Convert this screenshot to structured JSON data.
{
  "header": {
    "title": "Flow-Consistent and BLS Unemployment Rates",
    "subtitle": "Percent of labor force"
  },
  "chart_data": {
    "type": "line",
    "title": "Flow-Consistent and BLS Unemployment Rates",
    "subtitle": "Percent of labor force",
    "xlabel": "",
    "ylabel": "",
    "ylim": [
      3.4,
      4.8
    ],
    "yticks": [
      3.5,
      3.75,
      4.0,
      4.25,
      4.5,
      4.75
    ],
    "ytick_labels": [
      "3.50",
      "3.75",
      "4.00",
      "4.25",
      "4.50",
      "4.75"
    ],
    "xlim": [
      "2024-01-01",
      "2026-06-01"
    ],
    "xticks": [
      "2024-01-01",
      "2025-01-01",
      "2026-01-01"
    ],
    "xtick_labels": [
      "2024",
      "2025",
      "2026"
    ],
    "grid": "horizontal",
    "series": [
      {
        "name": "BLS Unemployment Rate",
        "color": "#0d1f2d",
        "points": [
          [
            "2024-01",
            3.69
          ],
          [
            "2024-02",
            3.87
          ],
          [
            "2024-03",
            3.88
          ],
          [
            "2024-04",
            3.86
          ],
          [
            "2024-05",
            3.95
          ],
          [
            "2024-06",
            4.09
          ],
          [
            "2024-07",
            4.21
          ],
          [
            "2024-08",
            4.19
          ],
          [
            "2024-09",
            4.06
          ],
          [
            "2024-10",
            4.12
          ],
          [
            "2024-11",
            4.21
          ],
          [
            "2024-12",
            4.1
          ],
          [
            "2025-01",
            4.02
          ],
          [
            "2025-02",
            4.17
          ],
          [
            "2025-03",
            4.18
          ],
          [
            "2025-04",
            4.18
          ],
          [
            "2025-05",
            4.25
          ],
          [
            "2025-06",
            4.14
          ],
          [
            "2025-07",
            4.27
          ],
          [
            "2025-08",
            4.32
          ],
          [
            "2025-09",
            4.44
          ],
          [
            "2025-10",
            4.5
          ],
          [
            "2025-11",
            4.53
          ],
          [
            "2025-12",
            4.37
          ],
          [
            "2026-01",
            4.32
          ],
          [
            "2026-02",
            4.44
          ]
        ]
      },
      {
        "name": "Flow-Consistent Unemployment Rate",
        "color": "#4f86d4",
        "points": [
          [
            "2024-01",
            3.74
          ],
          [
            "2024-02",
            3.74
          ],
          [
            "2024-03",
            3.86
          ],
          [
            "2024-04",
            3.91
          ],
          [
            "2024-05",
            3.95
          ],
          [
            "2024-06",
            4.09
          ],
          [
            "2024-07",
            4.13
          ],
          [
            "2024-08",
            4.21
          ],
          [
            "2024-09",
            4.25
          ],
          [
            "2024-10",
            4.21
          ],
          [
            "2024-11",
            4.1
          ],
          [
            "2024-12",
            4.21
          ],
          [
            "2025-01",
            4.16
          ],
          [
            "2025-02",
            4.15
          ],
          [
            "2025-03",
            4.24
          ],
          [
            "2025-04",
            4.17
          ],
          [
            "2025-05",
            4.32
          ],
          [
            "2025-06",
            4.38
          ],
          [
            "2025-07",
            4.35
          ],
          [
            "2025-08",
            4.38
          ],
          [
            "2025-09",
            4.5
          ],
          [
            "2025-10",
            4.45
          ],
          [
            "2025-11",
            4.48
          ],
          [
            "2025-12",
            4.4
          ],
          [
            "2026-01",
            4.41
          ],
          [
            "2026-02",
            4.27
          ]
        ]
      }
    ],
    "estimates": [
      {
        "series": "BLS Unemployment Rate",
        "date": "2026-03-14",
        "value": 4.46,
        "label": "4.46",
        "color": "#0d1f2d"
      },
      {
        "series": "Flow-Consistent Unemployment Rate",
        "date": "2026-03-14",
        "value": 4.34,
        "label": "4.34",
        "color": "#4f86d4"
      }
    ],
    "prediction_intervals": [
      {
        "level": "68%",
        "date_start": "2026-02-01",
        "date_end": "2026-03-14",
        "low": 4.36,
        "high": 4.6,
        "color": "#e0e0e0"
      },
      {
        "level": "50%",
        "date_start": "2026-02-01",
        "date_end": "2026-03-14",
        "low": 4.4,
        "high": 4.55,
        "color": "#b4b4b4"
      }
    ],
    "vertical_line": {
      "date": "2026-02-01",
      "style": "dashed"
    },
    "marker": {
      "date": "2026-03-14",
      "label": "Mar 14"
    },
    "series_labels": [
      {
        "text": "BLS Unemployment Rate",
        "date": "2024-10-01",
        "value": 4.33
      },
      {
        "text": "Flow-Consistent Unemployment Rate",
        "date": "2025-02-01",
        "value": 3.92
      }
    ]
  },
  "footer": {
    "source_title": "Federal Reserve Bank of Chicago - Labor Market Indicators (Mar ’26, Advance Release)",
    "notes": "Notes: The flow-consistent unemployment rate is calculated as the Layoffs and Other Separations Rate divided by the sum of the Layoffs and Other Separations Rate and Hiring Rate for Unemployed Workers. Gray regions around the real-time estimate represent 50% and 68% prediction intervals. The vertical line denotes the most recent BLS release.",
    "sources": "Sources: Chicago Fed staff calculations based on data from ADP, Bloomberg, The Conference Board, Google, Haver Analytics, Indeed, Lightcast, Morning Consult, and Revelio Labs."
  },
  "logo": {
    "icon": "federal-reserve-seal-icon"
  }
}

---

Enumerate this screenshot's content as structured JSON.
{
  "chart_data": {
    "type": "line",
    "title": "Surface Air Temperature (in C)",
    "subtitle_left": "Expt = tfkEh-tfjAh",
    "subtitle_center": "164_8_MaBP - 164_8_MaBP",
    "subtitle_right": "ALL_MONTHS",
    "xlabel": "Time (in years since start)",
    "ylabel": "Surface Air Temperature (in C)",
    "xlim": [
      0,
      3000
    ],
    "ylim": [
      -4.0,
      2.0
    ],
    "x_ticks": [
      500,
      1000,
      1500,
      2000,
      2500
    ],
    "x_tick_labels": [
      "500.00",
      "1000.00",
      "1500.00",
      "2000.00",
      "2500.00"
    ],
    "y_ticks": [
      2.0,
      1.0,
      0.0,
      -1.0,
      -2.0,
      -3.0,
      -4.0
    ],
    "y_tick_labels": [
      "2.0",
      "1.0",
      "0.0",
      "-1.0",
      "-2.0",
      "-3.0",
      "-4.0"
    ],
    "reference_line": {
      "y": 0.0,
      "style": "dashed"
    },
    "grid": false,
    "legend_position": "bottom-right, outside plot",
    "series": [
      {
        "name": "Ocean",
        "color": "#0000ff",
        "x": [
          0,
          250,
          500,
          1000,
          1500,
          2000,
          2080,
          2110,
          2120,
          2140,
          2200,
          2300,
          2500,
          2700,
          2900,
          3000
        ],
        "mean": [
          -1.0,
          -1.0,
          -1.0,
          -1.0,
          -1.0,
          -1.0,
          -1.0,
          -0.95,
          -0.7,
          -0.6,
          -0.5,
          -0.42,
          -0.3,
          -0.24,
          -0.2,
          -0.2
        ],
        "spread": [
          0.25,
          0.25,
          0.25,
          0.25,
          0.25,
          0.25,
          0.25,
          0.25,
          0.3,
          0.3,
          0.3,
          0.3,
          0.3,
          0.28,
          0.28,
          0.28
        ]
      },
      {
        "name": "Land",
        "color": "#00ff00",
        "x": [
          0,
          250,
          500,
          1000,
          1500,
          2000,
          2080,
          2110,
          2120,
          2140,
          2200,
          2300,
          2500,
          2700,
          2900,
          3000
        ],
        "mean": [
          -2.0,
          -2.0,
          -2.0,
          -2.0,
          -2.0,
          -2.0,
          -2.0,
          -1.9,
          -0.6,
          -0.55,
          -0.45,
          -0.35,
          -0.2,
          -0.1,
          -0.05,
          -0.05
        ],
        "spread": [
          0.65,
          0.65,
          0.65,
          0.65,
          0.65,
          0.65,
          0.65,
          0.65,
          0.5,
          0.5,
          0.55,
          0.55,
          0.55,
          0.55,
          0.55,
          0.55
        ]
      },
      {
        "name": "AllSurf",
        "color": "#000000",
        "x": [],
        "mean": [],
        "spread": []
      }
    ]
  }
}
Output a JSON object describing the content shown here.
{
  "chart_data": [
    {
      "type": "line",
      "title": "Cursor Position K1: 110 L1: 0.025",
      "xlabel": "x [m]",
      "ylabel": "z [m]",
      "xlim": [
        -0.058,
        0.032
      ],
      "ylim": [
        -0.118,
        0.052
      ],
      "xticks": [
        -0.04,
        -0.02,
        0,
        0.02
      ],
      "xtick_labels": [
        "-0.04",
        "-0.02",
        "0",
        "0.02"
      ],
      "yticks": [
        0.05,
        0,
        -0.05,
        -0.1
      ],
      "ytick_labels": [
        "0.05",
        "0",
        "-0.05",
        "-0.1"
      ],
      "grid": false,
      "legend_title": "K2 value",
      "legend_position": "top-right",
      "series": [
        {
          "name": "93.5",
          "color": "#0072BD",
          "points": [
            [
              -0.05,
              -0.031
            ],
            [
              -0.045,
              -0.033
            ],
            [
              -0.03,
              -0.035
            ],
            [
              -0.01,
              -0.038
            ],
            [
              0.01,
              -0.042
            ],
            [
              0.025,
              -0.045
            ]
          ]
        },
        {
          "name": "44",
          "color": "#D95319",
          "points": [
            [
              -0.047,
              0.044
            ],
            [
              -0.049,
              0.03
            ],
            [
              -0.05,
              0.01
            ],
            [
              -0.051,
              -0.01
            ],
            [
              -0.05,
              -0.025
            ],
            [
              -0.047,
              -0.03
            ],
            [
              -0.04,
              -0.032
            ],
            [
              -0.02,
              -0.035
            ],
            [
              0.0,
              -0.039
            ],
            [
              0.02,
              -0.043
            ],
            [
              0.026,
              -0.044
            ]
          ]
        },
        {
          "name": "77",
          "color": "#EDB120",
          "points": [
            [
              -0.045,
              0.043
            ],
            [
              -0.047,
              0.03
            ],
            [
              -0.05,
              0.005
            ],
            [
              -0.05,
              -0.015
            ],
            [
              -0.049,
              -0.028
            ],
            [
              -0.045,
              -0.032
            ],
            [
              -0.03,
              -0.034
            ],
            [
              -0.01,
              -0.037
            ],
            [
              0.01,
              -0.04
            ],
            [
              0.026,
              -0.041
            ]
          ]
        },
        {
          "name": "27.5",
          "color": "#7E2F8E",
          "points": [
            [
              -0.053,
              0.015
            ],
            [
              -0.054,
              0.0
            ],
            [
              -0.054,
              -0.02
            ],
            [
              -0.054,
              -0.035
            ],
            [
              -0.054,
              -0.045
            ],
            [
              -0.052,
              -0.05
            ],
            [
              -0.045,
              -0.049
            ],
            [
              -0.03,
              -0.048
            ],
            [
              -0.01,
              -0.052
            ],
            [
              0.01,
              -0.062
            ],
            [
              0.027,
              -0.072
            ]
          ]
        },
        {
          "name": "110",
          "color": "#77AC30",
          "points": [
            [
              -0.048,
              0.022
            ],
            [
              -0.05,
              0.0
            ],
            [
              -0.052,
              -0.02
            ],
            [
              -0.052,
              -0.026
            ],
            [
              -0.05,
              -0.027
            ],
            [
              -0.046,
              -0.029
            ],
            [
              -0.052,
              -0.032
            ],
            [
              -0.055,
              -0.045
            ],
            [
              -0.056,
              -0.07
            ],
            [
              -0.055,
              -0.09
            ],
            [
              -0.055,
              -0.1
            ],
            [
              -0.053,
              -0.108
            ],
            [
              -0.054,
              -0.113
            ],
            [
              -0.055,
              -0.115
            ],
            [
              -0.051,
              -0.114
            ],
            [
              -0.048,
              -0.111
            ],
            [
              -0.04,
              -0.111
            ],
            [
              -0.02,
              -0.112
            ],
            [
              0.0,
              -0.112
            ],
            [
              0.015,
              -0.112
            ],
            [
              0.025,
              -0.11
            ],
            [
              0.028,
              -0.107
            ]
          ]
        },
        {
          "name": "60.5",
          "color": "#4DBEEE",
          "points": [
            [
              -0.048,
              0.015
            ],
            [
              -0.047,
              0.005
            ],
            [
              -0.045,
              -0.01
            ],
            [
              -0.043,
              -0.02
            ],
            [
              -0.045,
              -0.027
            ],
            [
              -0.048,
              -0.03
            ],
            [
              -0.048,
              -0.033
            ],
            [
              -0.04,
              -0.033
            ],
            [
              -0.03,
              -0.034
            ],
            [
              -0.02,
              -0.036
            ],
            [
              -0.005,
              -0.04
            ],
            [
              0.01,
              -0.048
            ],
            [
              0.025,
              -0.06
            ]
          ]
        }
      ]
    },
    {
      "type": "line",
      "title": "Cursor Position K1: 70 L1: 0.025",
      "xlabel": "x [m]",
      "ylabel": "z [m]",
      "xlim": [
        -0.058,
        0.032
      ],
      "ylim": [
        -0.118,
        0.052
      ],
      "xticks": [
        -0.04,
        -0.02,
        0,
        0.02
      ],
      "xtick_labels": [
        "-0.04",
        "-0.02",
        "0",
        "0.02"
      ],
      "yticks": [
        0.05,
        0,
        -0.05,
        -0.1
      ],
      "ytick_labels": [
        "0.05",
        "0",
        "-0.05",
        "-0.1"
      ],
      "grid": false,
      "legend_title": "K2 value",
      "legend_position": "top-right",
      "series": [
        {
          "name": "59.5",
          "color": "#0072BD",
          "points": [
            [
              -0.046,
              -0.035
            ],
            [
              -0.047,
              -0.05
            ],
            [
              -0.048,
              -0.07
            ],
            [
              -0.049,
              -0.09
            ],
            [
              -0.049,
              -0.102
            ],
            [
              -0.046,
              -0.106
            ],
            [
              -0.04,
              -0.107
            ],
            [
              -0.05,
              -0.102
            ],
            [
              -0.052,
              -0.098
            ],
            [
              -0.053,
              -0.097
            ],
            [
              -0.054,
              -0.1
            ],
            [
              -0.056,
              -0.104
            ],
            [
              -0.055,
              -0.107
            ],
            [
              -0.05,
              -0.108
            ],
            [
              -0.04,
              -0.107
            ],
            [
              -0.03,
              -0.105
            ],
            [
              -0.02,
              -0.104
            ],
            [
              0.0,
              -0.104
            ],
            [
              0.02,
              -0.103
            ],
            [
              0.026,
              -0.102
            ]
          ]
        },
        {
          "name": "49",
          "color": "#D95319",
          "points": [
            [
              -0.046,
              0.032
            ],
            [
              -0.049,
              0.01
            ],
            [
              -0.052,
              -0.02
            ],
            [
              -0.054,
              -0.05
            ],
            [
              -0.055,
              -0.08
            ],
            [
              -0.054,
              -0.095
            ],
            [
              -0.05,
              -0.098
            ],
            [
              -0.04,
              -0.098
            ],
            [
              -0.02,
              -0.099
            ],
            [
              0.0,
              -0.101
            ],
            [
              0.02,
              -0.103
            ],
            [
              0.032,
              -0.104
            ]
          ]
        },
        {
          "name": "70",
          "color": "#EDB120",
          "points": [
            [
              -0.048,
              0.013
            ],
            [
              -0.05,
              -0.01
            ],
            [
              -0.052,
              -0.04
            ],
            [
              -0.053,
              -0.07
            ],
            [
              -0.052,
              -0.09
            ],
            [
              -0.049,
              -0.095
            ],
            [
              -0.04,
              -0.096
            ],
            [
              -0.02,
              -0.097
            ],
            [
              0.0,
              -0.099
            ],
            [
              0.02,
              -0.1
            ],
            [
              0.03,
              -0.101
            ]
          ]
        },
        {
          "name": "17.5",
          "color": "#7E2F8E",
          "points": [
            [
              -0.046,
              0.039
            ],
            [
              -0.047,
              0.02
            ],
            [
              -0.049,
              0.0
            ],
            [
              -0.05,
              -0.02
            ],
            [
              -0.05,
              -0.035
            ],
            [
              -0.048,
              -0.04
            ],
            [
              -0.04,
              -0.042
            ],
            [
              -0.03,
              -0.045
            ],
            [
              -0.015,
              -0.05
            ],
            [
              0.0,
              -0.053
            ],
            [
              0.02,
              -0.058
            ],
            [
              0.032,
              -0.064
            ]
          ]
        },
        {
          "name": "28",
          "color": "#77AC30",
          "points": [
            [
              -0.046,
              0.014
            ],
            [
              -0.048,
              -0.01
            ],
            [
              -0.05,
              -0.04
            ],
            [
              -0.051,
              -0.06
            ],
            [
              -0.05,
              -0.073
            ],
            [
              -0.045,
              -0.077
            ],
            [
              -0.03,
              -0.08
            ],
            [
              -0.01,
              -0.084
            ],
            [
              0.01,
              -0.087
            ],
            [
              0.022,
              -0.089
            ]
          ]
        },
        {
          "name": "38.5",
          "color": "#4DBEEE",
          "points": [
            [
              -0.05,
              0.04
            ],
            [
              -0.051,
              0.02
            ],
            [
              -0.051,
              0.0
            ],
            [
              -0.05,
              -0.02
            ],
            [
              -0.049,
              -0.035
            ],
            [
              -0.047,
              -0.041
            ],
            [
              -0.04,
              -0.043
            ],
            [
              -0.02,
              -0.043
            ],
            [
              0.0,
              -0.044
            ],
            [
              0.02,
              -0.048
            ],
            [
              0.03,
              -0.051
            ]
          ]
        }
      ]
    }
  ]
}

Work to complete
Look through the entries and return every line where "ylabel" appears.

Response to this task
    "ylabel": "",
    "ylabel": "Surface Air Temperature (in C)",
      "ylabel": "z [m]",
      "ylabel": "z [m]",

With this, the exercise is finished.